(What you should do) Copy out the listing that follows exactly, dropping every picture.

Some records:

## start

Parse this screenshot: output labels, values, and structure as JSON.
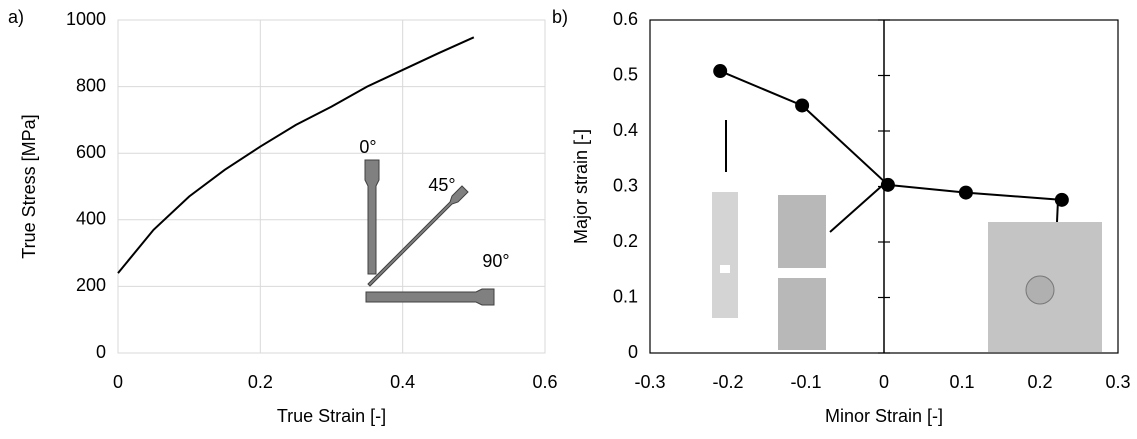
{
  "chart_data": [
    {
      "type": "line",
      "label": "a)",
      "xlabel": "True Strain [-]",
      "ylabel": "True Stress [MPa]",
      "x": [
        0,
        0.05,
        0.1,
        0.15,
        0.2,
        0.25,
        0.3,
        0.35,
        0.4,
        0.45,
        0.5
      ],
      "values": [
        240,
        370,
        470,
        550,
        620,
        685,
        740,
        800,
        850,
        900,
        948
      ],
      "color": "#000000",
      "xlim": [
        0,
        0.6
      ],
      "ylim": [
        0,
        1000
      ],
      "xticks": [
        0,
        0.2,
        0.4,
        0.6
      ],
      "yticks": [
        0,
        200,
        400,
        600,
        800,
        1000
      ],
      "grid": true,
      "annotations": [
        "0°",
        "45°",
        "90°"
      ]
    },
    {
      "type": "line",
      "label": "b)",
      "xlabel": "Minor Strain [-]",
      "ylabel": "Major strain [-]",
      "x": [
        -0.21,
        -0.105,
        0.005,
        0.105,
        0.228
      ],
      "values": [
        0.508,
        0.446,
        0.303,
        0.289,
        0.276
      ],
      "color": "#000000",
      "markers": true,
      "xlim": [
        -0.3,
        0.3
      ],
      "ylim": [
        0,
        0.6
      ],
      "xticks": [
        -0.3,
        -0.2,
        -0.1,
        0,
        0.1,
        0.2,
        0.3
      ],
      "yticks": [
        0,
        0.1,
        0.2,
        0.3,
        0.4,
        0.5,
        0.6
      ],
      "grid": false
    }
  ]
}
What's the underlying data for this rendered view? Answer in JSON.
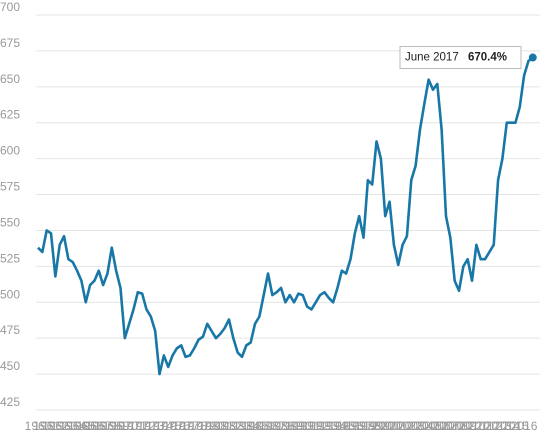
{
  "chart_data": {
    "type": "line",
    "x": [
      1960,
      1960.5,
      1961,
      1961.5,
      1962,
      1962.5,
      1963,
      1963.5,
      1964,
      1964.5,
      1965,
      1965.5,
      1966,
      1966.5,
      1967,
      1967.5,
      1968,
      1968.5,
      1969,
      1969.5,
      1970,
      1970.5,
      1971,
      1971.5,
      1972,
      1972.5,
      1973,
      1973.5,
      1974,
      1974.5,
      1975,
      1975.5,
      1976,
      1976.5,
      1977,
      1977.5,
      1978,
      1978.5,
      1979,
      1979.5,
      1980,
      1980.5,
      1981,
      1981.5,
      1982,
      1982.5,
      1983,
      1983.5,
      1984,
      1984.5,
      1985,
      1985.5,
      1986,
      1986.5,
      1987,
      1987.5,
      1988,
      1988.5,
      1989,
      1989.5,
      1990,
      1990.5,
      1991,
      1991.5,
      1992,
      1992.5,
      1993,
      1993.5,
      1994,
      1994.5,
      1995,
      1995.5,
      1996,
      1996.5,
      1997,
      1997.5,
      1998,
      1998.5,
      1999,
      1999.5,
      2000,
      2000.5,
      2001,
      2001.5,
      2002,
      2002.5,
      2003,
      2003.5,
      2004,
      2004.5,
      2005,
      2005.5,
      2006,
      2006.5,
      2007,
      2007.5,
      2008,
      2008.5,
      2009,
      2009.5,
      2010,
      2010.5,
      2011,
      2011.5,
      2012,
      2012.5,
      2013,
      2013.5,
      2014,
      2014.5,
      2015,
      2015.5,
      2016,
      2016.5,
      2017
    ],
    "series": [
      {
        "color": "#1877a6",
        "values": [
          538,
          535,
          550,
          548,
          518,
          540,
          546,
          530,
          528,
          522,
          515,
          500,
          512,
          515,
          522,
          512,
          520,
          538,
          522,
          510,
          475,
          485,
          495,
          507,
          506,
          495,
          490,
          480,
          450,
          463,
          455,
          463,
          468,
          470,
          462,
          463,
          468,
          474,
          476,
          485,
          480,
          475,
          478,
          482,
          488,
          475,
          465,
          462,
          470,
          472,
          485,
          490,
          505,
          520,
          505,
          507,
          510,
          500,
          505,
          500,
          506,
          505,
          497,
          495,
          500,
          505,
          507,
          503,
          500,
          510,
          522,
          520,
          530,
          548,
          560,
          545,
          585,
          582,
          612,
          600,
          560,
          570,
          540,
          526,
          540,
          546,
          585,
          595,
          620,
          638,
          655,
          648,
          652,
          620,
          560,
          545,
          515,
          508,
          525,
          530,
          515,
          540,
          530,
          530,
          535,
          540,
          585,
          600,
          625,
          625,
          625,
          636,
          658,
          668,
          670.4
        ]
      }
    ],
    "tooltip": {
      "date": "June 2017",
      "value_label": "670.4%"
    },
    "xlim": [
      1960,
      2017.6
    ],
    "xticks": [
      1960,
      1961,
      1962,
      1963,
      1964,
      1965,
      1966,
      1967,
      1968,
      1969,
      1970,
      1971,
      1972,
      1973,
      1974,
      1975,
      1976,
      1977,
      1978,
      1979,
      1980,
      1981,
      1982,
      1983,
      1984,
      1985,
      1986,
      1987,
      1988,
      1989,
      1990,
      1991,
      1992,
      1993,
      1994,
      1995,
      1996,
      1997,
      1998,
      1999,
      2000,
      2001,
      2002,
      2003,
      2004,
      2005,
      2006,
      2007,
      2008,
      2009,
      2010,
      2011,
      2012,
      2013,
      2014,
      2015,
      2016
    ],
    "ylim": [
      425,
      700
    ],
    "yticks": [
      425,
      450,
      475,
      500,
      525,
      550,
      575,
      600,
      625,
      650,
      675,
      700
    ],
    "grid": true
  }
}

## end

(Complete answer)
Parse this screenshot: output labels, values, and structure as JSON.
{
  "chart_data": [
    {
      "type": "line",
      "label": "a)",
      "xlabel": "True Strain [-]",
      "ylabel": "True Stress [MPa]",
      "x": [
        0,
        0.05,
        0.1,
        0.15,
        0.2,
        0.25,
        0.3,
        0.35,
        0.4,
        0.45,
        0.5
      ],
      "values": [
        240,
        370,
        470,
        550,
        620,
        685,
        740,
        800,
        850,
        900,
        948
      ],
      "color": "#000000",
      "xlim": [
        0,
        0.6
      ],
      "ylim": [
        0,
        1000
      ],
      "xticks": [
        0,
        0.2,
        0.4,
        0.6
      ],
      "yticks": [
        0,
        200,
        400,
        600,
        800,
        1000
      ],
      "grid": true,
      "annotations": [
        "0°",
        "45°",
        "90°"
      ]
    },
    {
      "type": "line",
      "label": "b)",
      "xlabel": "Minor Strain [-]",
      "ylabel": "Major strain [-]",
      "x": [
        -0.21,
        -0.105,
        0.005,
        0.105,
        0.228
      ],
      "values": [
        0.508,
        0.446,
        0.303,
        0.289,
        0.276
      ],
      "color": "#000000",
      "markers": true,
      "xlim": [
        -0.3,
        0.3
      ],
      "ylim": [
        0,
        0.6
      ],
      "xticks": [
        -0.3,
        -0.2,
        -0.1,
        0,
        0.1,
        0.2,
        0.3
      ],
      "yticks": [
        0,
        0.1,
        0.2,
        0.3,
        0.4,
        0.5,
        0.6
      ],
      "grid": false
    }
  ]
}
What's the underlying data for this rendered view? Answer in JSON.
{
  "chart_data": {
    "type": "line",
    "x": [
      1960,
      1960.5,
      1961,
      1961.5,
      1962,
      1962.5,
      1963,
      1963.5,
      1964,
      1964.5,
      1965,
      1965.5,
      1966,
      1966.5,
      1967,
      1967.5,
      1968,
      1968.5,
      1969,
      1969.5,
      1970,
      1970.5,
      1971,
      1971.5,
      1972,
      1972.5,
      1973,
      1973.5,
      1974,
      1974.5,
      1975,
      1975.5,
      1976,
      1976.5,
      1977,
      1977.5,
      1978,
      1978.5,
      1979,
      1979.5,
      1980,
      1980.5,
      1981,
      1981.5,
      1982,
      1982.5,
      1983,
      1983.5,
      1984,
      1984.5,
      1985,
      1985.5,
      1986,
      1986.5,
      1987,
      1987.5,
      1988,
      1988.5,
      1989,
      1989.5,
      1990,
      1990.5,
      1991,
      1991.5,
      1992,
      1992.5,
      1993,
      1993.5,
      1994,
      1994.5,
      1995,
      1995.5,
      1996,
      1996.5,
      1997,
      1997.5,
      1998,
      1998.5,
      1999,
      1999.5,
      2000,
      2000.5,
      2001,
      2001.5,
      2002,
      2002.5,
      2003,
      2003.5,
      2004,
      2004.5,
      2005,
      2005.5,
      2006,
      2006.5,
      2007,
      2007.5,
      2008,
      2008.5,
      2009,
      2009.5,
      2010,
      2010.5,
      2011,
      2011.5,
      2012,
      2012.5,
      2013,
      2013.5,
      2014,
      2014.5,
      2015,
      2015.5,
      2016,
      2016.5,
      2017
    ],
    "series": [
      {
        "color": "#1877a6",
        "values": [
          538,
          535,
          550,
          548,
          518,
          540,
          546,
          530,
          528,
          522,
          515,
          500,
          512,
          515,
          522,
          512,
          520,
          538,
          522,
          510,
          475,
          485,
          495,
          507,
          506,
          495,
          490,
          480,
          450,
          463,
          455,
          463,
          468,
          470,
          462,
          463,
          468,
          474,
          476,
          485,
          480,
          475,
          478,
          482,
          488,
          475,
          465,
          462,
          470,
          472,
          485,
          490,
          505,
          520,
          505,
          507,
          510,
          500,
          505,
          500,
          506,
          505,
          497,
          495,
          500,
          505,
          507,
          503,
          500,
          510,
          522,
          520,
          530,
          548,
          560,
          545,
          585,
          582,
          612,
          600,
          560,
          570,
          540,
          526,
          540,
          546,
          585,
          595,
          620,
          638,
          655,
          648,
          652,
          620,
          560,
          545,
          515,
          508,
          525,
          530,
          515,
          540,
          530,
          530,
          535,
          540,
          585,
          600,
          625,
          625,
          625,
          636,
          658,
          668,
          670.4
        ]
      }
    ],
    "tooltip": {
      "date": "June 2017",
      "value_label": "670.4%"
    },
    "xlim": [
      1960,
      2017.6
    ],
    "xticks": [
      1960,
      1961,
      1962,
      1963,
      1964,
      1965,
      1966,
      1967,
      1968,
      1969,
      1970,
      1971,
      1972,
      1973,
      1974,
      1975,
      1976,
      1977,
      1978,
      1979,
      1980,
      1981,
      1982,
      1983,
      1984,
      1985,
      1986,
      1987,
      1988,
      1989,
      1990,
      1991,
      1992,
      1993,
      1994,
      1995,
      1996,
      1997,
      1998,
      1999,
      2000,
      2001,
      2002,
      2003,
      2004,
      2005,
      2006,
      2007,
      2008,
      2009,
      2010,
      2011,
      2012,
      2013,
      2014,
      2015,
      2016
    ],
    "ylim": [
      425,
      700
    ],
    "yticks": [
      425,
      450,
      475,
      500,
      525,
      550,
      575,
      600,
      625,
      650,
      675,
      700
    ],
    "grid": true
  }
}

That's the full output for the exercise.